### [Excerpt from a dataset]

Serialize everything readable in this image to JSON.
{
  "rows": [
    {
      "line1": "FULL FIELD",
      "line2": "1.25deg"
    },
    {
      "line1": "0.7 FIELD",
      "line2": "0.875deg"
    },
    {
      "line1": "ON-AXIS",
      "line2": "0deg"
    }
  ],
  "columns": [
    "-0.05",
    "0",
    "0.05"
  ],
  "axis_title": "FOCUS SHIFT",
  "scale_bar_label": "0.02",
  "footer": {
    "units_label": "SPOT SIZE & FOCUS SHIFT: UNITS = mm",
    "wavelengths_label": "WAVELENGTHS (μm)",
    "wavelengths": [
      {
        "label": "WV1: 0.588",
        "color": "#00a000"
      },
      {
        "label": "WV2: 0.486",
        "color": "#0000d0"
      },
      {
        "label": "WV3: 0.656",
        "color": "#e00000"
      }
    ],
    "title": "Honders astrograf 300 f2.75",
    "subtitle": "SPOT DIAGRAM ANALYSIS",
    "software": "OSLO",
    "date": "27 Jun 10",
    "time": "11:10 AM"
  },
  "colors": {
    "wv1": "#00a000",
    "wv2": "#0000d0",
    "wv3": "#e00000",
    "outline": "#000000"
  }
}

### [Task description]
Output the listing above without altering a single character.

### [Solution for this problem]
Serialize everything readable in this image to JSON.
{
  "rows": [
    {
      "line1": "FULL FIELD",
      "line2": "1.25deg"
    },
    {
      "line1": "0.7 FIELD",
      "line2": "0.875deg"
    },
    {
      "line1": "ON-AXIS",
      "line2": "0deg"
    }
  ],
  "columns": [
    "-0.05",
    "0",
    "0.05"
  ],
  "axis_title": "FOCUS SHIFT",
  "scale_bar_label": "0.02",
  "footer": {
    "units_label": "SPOT SIZE & FOCUS SHIFT: UNITS = mm",
    "wavelengths_label": "WAVELENGTHS (μm)",
    "wavelengths": [
      {
        "label": "WV1: 0.588",
        "color": "#00a000"
      },
      {
        "label": "WV2: 0.486",
        "color": "#0000d0"
      },
      {
        "label": "WV3: 0.656",
        "color": "#e00000"
      }
    ],
    "title": "Honders astrograf 300 f2.75",
    "subtitle": "SPOT DIAGRAM ANALYSIS",
    "software": "OSLO",
    "date": "27 Jun 10",
    "time": "11:10 AM"
  },
  "colors": {
    "wv1": "#00a000",
    "wv2": "#0000d0",
    "wv3": "#e00000",
    "outline": "#000000"
  }
}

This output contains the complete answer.